**EXERCISE OBJECTIVE:** In the entries below, find every line holding the string "source" and collect it.

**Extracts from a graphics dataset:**
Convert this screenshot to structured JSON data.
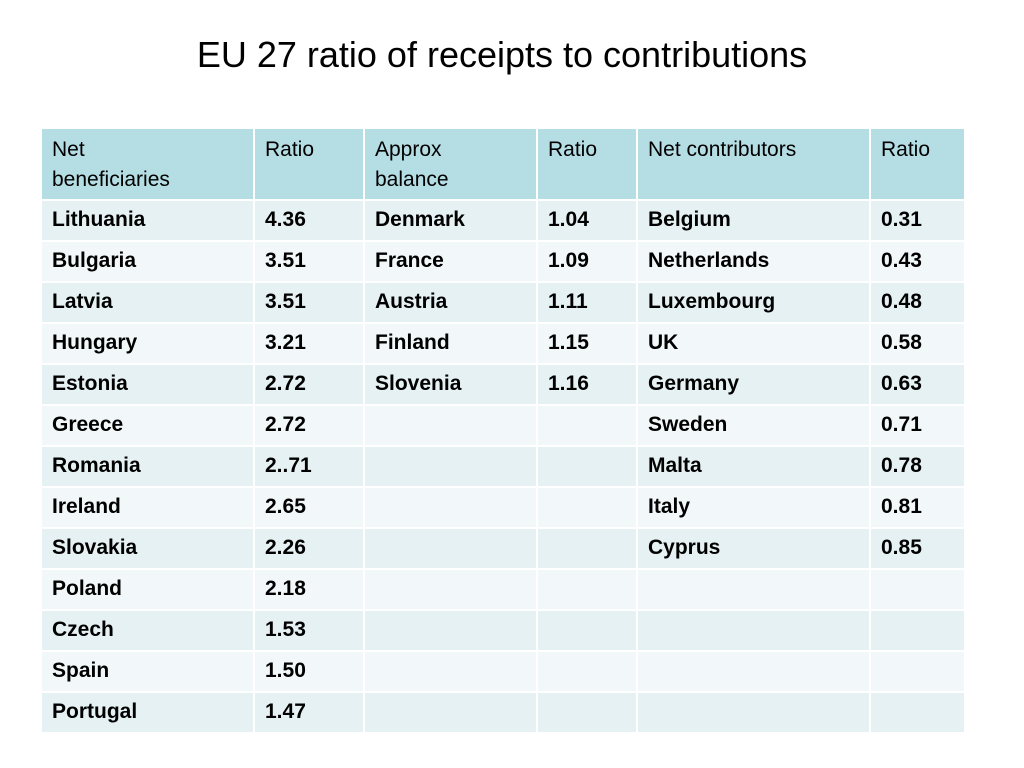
{
  "title": "EU 27 ratio of receipts to contributions",
  "table": {
    "headers": [
      "Net\nbeneficiaries",
      "Ratio",
      "Approx\nbalance",
      "Ratio",
      "Net contributors",
      "Ratio"
    ],
    "rows": [
      [
        "Lithuania",
        "4.36",
        "Denmark",
        "1.04",
        "Belgium",
        "0.31"
      ],
      [
        "Bulgaria",
        "3.51",
        "France",
        "1.09",
        "Netherlands",
        "0.43"
      ],
      [
        "Latvia",
        "3.51",
        "Austria",
        "1.11",
        "Luxembourg",
        "0.48"
      ],
      [
        "Hungary",
        "3.21",
        "Finland",
        "1.15",
        "UK",
        "0.58"
      ],
      [
        "Estonia",
        "2.72",
        "Slovenia",
        "1.16",
        "Germany",
        "0.63"
      ],
      [
        "Greece",
        "2.72",
        "",
        "",
        "Sweden",
        "0.71"
      ],
      [
        "Romania",
        "2..71",
        "",
        "",
        "Malta",
        "0.78"
      ],
      [
        "Ireland",
        "2.65",
        "",
        "",
        "Italy",
        "0.81"
      ],
      [
        "Slovakia",
        "2.26",
        "",
        "",
        "Cyprus",
        "0.85"
      ],
      [
        "Poland",
        "2.18",
        "",
        "",
        "",
        ""
      ],
      [
        "Czech",
        "1.53",
        "",
        "",
        "",
        ""
      ],
      [
        "Spain",
        "1.50",
        "",
        "",
        "",
        ""
      ],
      [
        "Portugal",
        "1.47",
        "",
        "",
        "",
        ""
      ]
    ]
  }
}
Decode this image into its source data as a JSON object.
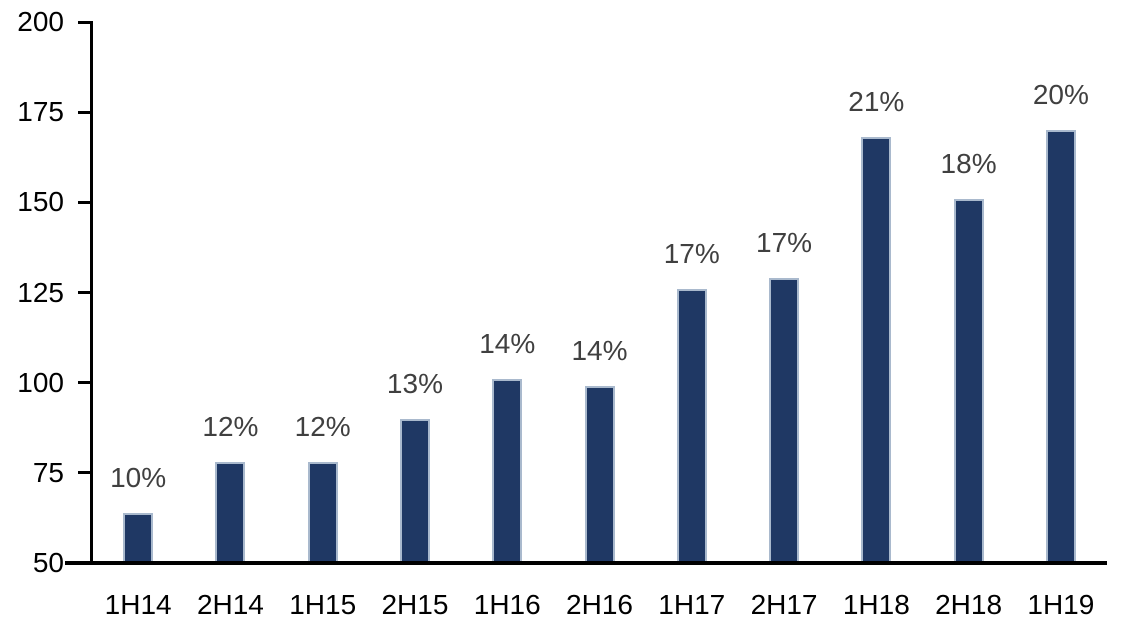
{
  "chart_data": {
    "type": "bar",
    "title": "",
    "xlabel": "",
    "ylabel": "",
    "categories": [
      "1H14",
      "2H14",
      "1H15",
      "2H15",
      "1H16",
      "2H16",
      "1H17",
      "2H17",
      "1H18",
      "2H18",
      "1H19"
    ],
    "values": [
      64,
      78,
      78,
      90,
      101,
      99,
      126,
      129,
      168,
      151,
      170
    ],
    "data_labels": [
      "10%",
      "12%",
      "12%",
      "13%",
      "14%",
      "14%",
      "17%",
      "17%",
      "21%",
      "18%",
      "20%"
    ],
    "ylim": [
      50,
      200
    ],
    "y_ticks": [
      50,
      75,
      100,
      125,
      150,
      175,
      200
    ],
    "grid": false,
    "legend": "none",
    "colors": {
      "bar_fill": "#1F3864",
      "bar_border": "#A9B9CD",
      "data_label": "#404040",
      "axis_line": "#000000",
      "tick_label": "#000000",
      "background": "#FFFFFF"
    }
  }
}
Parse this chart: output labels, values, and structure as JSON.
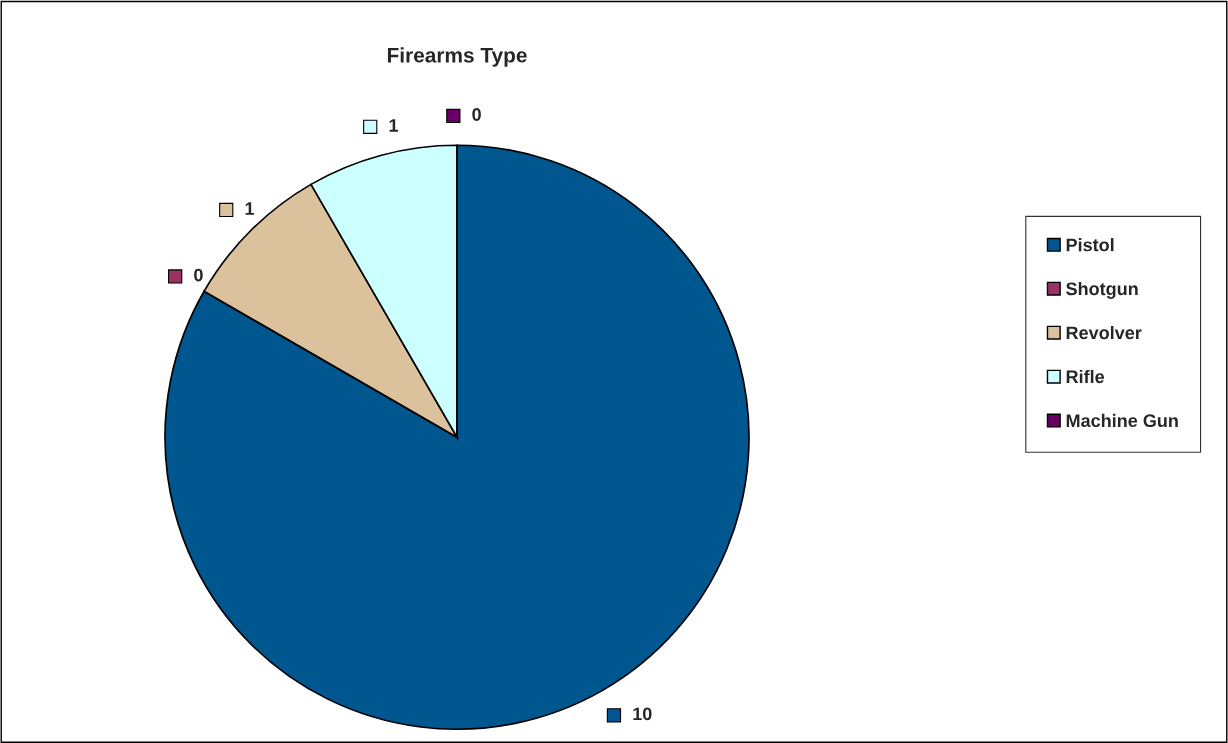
{
  "chart_data": {
    "type": "pie",
    "title": "Firearms Type",
    "categories": [
      "Pistol",
      "Shotgun",
      "Revolver",
      "Rifle",
      "Machine Gun"
    ],
    "values": [
      10,
      0,
      1,
      1,
      0
    ],
    "colors": [
      "#00568f",
      "#993366",
      "#dcc29c",
      "#ccffff",
      "#660066"
    ],
    "value_labels": [
      "10",
      "0",
      "1",
      "1",
      "0"
    ],
    "legend": "right"
  }
}
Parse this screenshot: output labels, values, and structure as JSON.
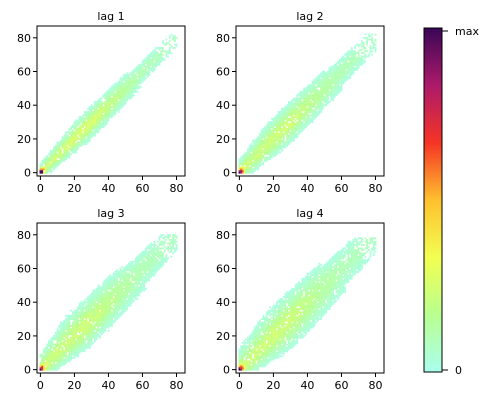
{
  "chart_data": {
    "type": "heatmap",
    "grid": false,
    "legend": "right",
    "xlim": [
      -2,
      85
    ],
    "ylim": [
      -2,
      87
    ],
    "xticks": [
      0,
      20,
      40,
      60,
      80
    ],
    "yticks": [
      0,
      20,
      40,
      60,
      80
    ],
    "panels": [
      {
        "title": "lag 1",
        "max_xy": [
          80,
          82
        ],
        "spread": 4.5
      },
      {
        "title": "lag 2",
        "max_xy": [
          80,
          82
        ],
        "spread": 6.0
      },
      {
        "title": "lag 3",
        "max_xy": [
          80,
          80
        ],
        "spread": 7.5
      },
      {
        "title": "lag 4",
        "max_xy": [
          80,
          78
        ],
        "spread": 8.5
      }
    ],
    "colorbar": {
      "label_max": "max",
      "label_min": "0",
      "stops": [
        "#aaffee",
        "#b9ff90",
        "#f2ff50",
        "#ffc02e",
        "#f53425",
        "#ad1a6a",
        "#3a0656"
      ]
    }
  }
}
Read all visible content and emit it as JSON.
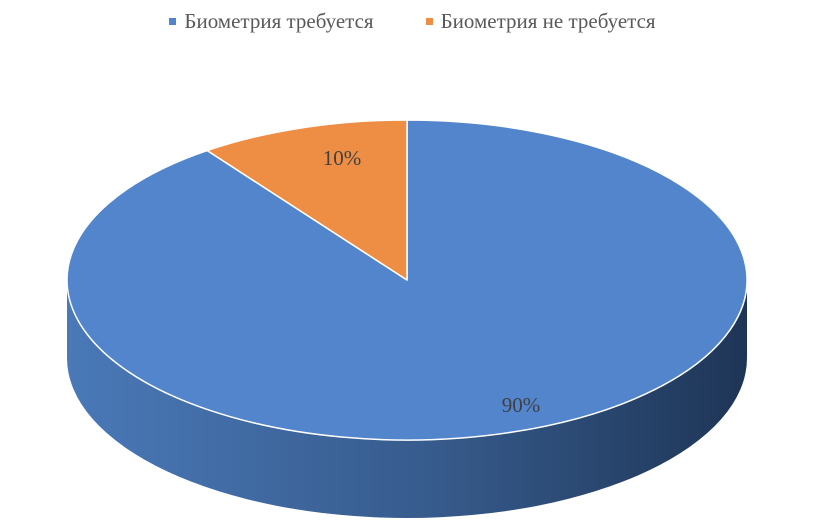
{
  "chart_data": {
    "type": "pie",
    "title": "",
    "series": [
      {
        "name": "",
        "categories": [
          "Биометрия требуется",
          "Биометрия не требуется"
        ],
        "values": [
          90,
          10
        ],
        "labels": [
          "90%",
          "10%"
        ],
        "colors": [
          "#5285CC",
          "#ED8E44"
        ],
        "side_colors": [
          "#2C4A72",
          "#A5612E"
        ]
      }
    ],
    "legend": {
      "placement": "top",
      "entries": [
        {
          "label": "Биометрия требуется",
          "color": "#5285CC"
        },
        {
          "label": "Биометрия не требуется",
          "color": "#ED8E44"
        }
      ]
    },
    "style": "3d"
  }
}
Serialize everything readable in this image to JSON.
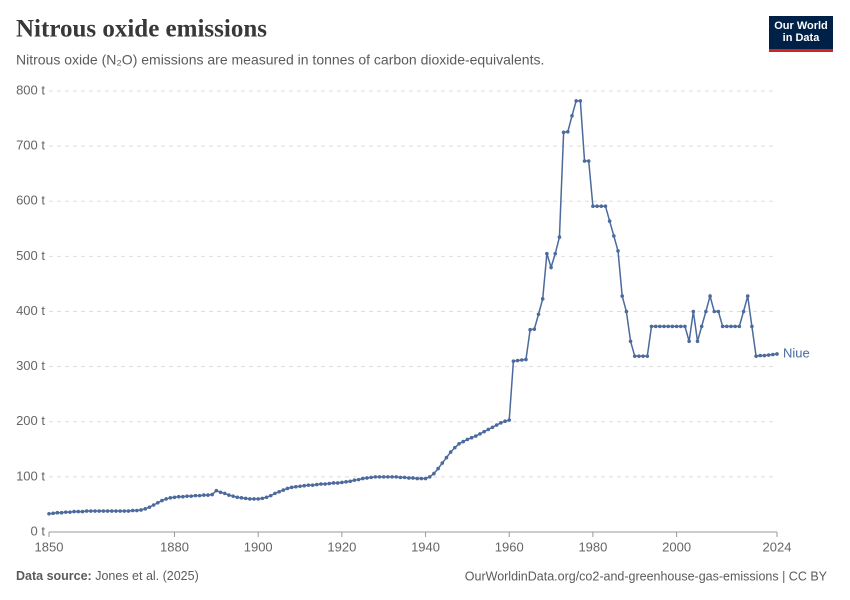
{
  "chart_data": {
    "type": "line",
    "title": "Nitrous oxide emissions",
    "subtitle": "Nitrous oxide (N₂O) emissions are measured in tonnes of carbon dioxide-equivalents.",
    "logo": "Our World in Data",
    "source_label": "Data source:",
    "source": "Jones et al. (2025)",
    "url": "OurWorldinData.org/co2-and-greenhouse-gas-emissions | CC BY",
    "xlim": [
      1850,
      2024
    ],
    "ylim": [
      0,
      800
    ],
    "xticks": [
      1850,
      1880,
      1900,
      1920,
      1940,
      1960,
      1980,
      2000,
      2024
    ],
    "yticks": [
      {
        "value": 0,
        "label": "0 t"
      },
      {
        "value": 100,
        "label": "100 t"
      },
      {
        "value": 200,
        "label": "200 t"
      },
      {
        "value": 300,
        "label": "300 t"
      },
      {
        "value": 400,
        "label": "400 t"
      },
      {
        "value": 500,
        "label": "500 t"
      },
      {
        "value": 600,
        "label": "600 t"
      },
      {
        "value": 700,
        "label": "700 t"
      },
      {
        "value": 800,
        "label": "800 t"
      }
    ],
    "grid": true,
    "x": [
      1850,
      1851,
      1852,
      1853,
      1854,
      1855,
      1856,
      1857,
      1858,
      1859,
      1860,
      1861,
      1862,
      1863,
      1864,
      1865,
      1866,
      1867,
      1868,
      1869,
      1870,
      1871,
      1872,
      1873,
      1874,
      1875,
      1876,
      1877,
      1878,
      1879,
      1880,
      1881,
      1882,
      1883,
      1884,
      1885,
      1886,
      1887,
      1888,
      1889,
      1890,
      1891,
      1892,
      1893,
      1894,
      1895,
      1896,
      1897,
      1898,
      1899,
      1900,
      1901,
      1902,
      1903,
      1904,
      1905,
      1906,
      1907,
      1908,
      1909,
      1910,
      1911,
      1912,
      1913,
      1914,
      1915,
      1916,
      1917,
      1918,
      1919,
      1920,
      1921,
      1922,
      1923,
      1924,
      1925,
      1926,
      1927,
      1928,
      1929,
      1930,
      1931,
      1932,
      1933,
      1934,
      1935,
      1936,
      1937,
      1938,
      1939,
      1940,
      1941,
      1942,
      1943,
      1944,
      1945,
      1946,
      1947,
      1948,
      1949,
      1950,
      1951,
      1952,
      1953,
      1954,
      1955,
      1956,
      1957,
      1958,
      1959,
      1960,
      1961,
      1962,
      1963,
      1964,
      1965,
      1966,
      1967,
      1968,
      1969,
      1970,
      1971,
      1972,
      1973,
      1974,
      1975,
      1976,
      1977,
      1978,
      1979,
      1980,
      1981,
      1982,
      1983,
      1984,
      1985,
      1986,
      1987,
      1988,
      1989,
      1990,
      1991,
      1992,
      1993,
      1994,
      1995,
      1996,
      1997,
      1998,
      1999,
      2000,
      2001,
      2002,
      2003,
      2004,
      2005,
      2006,
      2007,
      2008,
      2009,
      2010,
      2011,
      2012,
      2013,
      2014,
      2015,
      2016,
      2017,
      2018,
      2019,
      2020,
      2021,
      2022,
      2023,
      2024
    ],
    "series": [
      {
        "name": "Niue",
        "color": "#4c6a9c",
        "values": [
          33,
          34,
          35,
          35,
          36,
          36,
          37,
          37,
          37,
          38,
          38,
          38,
          38,
          38,
          38,
          38,
          38,
          38,
          38,
          38,
          39,
          39,
          40,
          42,
          45,
          49,
          53,
          57,
          60,
          62,
          63,
          64,
          64,
          65,
          65,
          66,
          66,
          67,
          67,
          68,
          75,
          72,
          70,
          67,
          65,
          63,
          62,
          61,
          60,
          60,
          60,
          61,
          63,
          66,
          70,
          73,
          76,
          79,
          81,
          82,
          83,
          84,
          85,
          85,
          86,
          87,
          87,
          88,
          89,
          89,
          90,
          91,
          92,
          94,
          95,
          97,
          98,
          99,
          100,
          100,
          100,
          100,
          100,
          100,
          99,
          99,
          98,
          98,
          97,
          97,
          97,
          100,
          106,
          115,
          125,
          135,
          145,
          153,
          160,
          164,
          168,
          171,
          174,
          178,
          182,
          186,
          190,
          194,
          198,
          201,
          203,
          310,
          311,
          312,
          313,
          367,
          368,
          395,
          423,
          505,
          480,
          505,
          535,
          725,
          726,
          755,
          782,
          782,
          673,
          673,
          591,
          591,
          591,
          591,
          564,
          537,
          510,
          428,
          400,
          346,
          319,
          319,
          319,
          319,
          373,
          373,
          373,
          373,
          373,
          373,
          373,
          373,
          373,
          346,
          400,
          346,
          373,
          400,
          428,
          400,
          400,
          373,
          373,
          373,
          373,
          373,
          400,
          428,
          373,
          319,
          320,
          320,
          321,
          322,
          323
        ]
      }
    ]
  }
}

**RESPONSE:**
Decode this image into its source data as a JSON object.
    "source_label": "Data source:",
    "source": "Jones et al. (2025)",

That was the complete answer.